YOUR GOAL —
Each record below should be reproduced as it is written, with pictures left out entirely.

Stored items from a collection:
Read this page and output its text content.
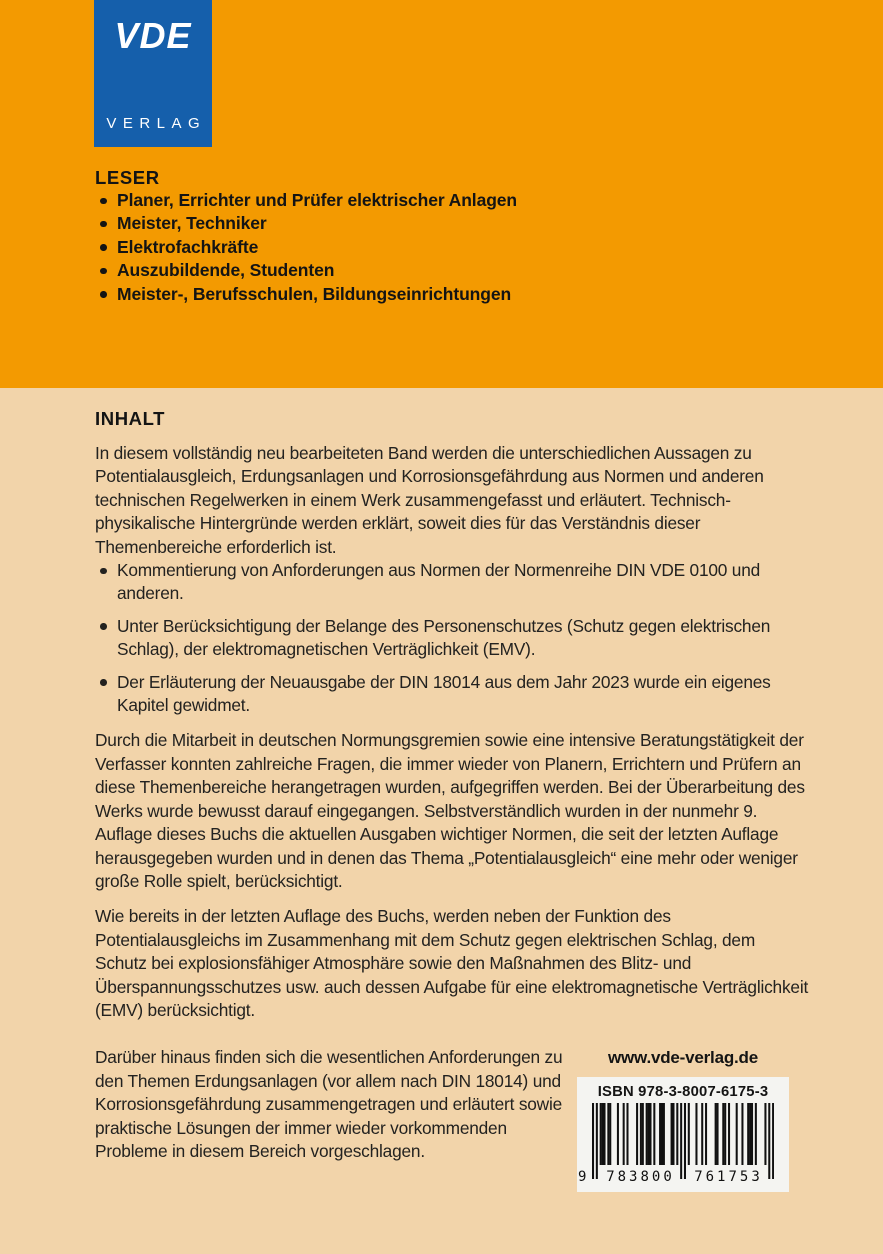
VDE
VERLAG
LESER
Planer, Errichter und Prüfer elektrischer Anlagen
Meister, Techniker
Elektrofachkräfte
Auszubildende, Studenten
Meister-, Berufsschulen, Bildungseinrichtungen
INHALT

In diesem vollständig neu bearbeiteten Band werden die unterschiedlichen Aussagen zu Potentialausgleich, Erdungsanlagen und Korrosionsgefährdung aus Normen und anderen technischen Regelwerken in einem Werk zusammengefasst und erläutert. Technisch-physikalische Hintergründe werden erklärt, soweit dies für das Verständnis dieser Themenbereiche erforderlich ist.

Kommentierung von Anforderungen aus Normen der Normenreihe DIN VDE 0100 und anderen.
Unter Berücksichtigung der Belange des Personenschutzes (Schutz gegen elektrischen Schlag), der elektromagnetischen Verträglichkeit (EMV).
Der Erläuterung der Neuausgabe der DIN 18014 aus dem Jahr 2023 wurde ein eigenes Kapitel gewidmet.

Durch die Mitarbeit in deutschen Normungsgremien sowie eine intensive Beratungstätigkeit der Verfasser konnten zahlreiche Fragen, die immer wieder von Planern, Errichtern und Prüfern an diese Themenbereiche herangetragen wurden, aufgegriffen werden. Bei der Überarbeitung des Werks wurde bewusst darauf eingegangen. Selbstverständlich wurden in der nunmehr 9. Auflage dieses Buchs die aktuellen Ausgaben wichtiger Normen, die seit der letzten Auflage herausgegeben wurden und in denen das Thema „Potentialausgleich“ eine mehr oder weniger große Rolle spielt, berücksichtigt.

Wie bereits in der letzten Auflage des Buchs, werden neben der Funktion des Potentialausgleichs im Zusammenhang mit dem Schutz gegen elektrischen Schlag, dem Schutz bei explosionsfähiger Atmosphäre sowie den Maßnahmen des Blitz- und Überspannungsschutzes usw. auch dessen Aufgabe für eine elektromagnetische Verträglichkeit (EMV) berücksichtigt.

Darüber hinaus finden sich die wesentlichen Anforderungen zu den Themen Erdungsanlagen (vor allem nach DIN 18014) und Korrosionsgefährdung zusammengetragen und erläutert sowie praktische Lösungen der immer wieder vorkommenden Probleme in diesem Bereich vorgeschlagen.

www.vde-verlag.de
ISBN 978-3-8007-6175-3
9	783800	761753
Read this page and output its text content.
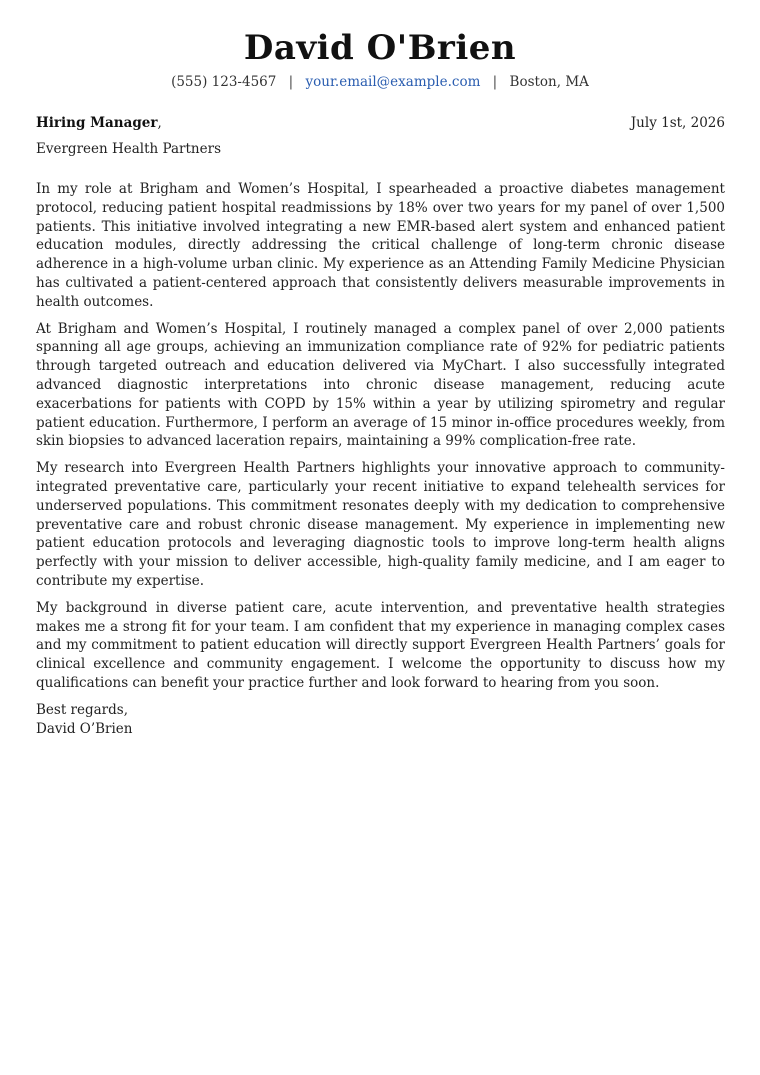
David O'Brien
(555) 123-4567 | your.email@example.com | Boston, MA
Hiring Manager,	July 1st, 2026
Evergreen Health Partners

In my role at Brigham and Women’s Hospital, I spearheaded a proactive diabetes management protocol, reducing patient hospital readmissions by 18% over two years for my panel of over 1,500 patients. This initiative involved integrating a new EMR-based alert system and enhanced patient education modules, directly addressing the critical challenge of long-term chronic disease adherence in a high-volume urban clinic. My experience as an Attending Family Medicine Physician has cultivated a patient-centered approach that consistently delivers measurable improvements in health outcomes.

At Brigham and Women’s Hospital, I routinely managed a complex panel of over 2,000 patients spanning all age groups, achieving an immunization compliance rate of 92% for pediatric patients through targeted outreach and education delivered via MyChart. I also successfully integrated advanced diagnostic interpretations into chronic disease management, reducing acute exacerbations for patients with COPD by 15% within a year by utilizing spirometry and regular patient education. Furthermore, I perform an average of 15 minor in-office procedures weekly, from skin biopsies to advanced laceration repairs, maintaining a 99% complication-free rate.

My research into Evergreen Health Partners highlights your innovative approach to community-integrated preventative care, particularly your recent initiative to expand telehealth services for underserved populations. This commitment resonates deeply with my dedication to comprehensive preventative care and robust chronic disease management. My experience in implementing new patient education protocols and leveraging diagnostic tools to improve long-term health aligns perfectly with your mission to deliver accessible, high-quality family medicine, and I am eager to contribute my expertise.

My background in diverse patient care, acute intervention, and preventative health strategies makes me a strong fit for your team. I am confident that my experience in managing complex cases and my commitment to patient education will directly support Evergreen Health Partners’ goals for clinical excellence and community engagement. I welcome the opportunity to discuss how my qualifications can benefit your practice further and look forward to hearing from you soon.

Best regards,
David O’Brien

WRITTEN SOLUTION —
Read this page and output its text content.
VDE
VERLAG
LESER
Planer, Errichter und Prüfer elektrischer Anlagen
Meister, Techniker
Elektrofachkräfte
Auszubildende, Studenten
Meister-, Berufsschulen, Bildungseinrichtungen
INHALT

In diesem vollständig neu bearbeiteten Band werden die unterschiedlichen Aussagen zu Potentialausgleich, Erdungsanlagen und Korrosionsgefährdung aus Normen und anderen technischen Regelwerken in einem Werk zusammengefasst und erläutert. Technisch-physikalische Hintergründe werden erklärt, soweit dies für das Verständnis dieser Themenbereiche erforderlich ist.

Kommentierung von Anforderungen aus Normen der Normenreihe DIN VDE 0100 und anderen.
Unter Berücksichtigung der Belange des Personenschutzes (Schutz gegen elektrischen Schlag), der elektromagnetischen Verträglichkeit (EMV).
Der Erläuterung der Neuausgabe der DIN 18014 aus dem Jahr 2023 wurde ein eigenes Kapitel gewidmet.

Durch die Mitarbeit in deutschen Normungsgremien sowie eine intensive Beratungstätigkeit der Verfasser konnten zahlreiche Fragen, die immer wieder von Planern, Errichtern und Prüfern an diese Themenbereiche herangetragen wurden, aufgegriffen werden. Bei der Überarbeitung des Werks wurde bewusst darauf eingegangen. Selbstverständlich wurden in der nunmehr 9. Auflage dieses Buchs die aktuellen Ausgaben wichtiger Normen, die seit der letzten Auflage herausgegeben wurden und in denen das Thema „Potentialausgleich“ eine mehr oder weniger große Rolle spielt, berücksichtigt.

Wie bereits in der letzten Auflage des Buchs, werden neben der Funktion des Potentialausgleichs im Zusammenhang mit dem Schutz gegen elektrischen Schlag, dem Schutz bei explosionsfähiger Atmosphäre sowie den Maßnahmen des Blitz- und Überspannungsschutzes usw. auch dessen Aufgabe für eine elektromagnetische Verträglichkeit (EMV) berücksichtigt.

Darüber hinaus finden sich die wesentlichen Anforderungen zu den Themen Erdungsanlagen (vor allem nach DIN 18014) und Korrosionsgefährdung zusammengetragen und erläutert sowie praktische Lösungen der immer wieder vorkommenden Probleme in diesem Bereich vorgeschlagen.

www.vde-verlag.de
ISBN 978-3-8007-6175-3
9	783800	761753
Read this page and output its text content.
David O'Brien
(555) 123-4567 | your.email@example.com | Boston, MA
Hiring Manager,	July 1st, 2026
Evergreen Health Partners

In my role at Brigham and Women’s Hospital, I spearheaded a proactive diabetes management protocol, reducing patient hospital readmissions by 18% over two years for my panel of over 1,500 patients. This initiative involved integrating a new EMR-based alert system and enhanced patient education modules, directly addressing the critical challenge of long-term chronic disease adherence in a high-volume urban clinic. My experience as an Attending Family Medicine Physician has cultivated a patient-centered approach that consistently delivers measurable improvements in health outcomes.

At Brigham and Women’s Hospital, I routinely managed a complex panel of over 2,000 patients spanning all age groups, achieving an immunization compliance rate of 92% for pediatric patients through targeted outreach and education delivered via MyChart. I also successfully integrated advanced diagnostic interpretations into chronic disease management, reducing acute exacerbations for patients with COPD by 15% within a year by utilizing spirometry and regular patient education. Furthermore, I perform an average of 15 minor in-office procedures weekly, from skin biopsies to advanced laceration repairs, maintaining a 99% complication-free rate.

My research into Evergreen Health Partners highlights your innovative approach to community-integrated preventative care, particularly your recent initiative to expand telehealth services for underserved populations. This commitment resonates deeply with my dedication to comprehensive preventative care and robust chronic disease management. My experience in implementing new patient education protocols and leveraging diagnostic tools to improve long-term health aligns perfectly with your mission to deliver accessible, high-quality family medicine, and I am eager to contribute my expertise.

My background in diverse patient care, acute intervention, and preventative health strategies makes me a strong fit for your team. I am confident that my experience in managing complex cases and my commitment to patient education will directly support Evergreen Health Partners’ goals for clinical excellence and community engagement. I welcome the opportunity to discuss how my qualifications can benefit your practice further and look forward to hearing from you soon.

Best regards,
David O’Brien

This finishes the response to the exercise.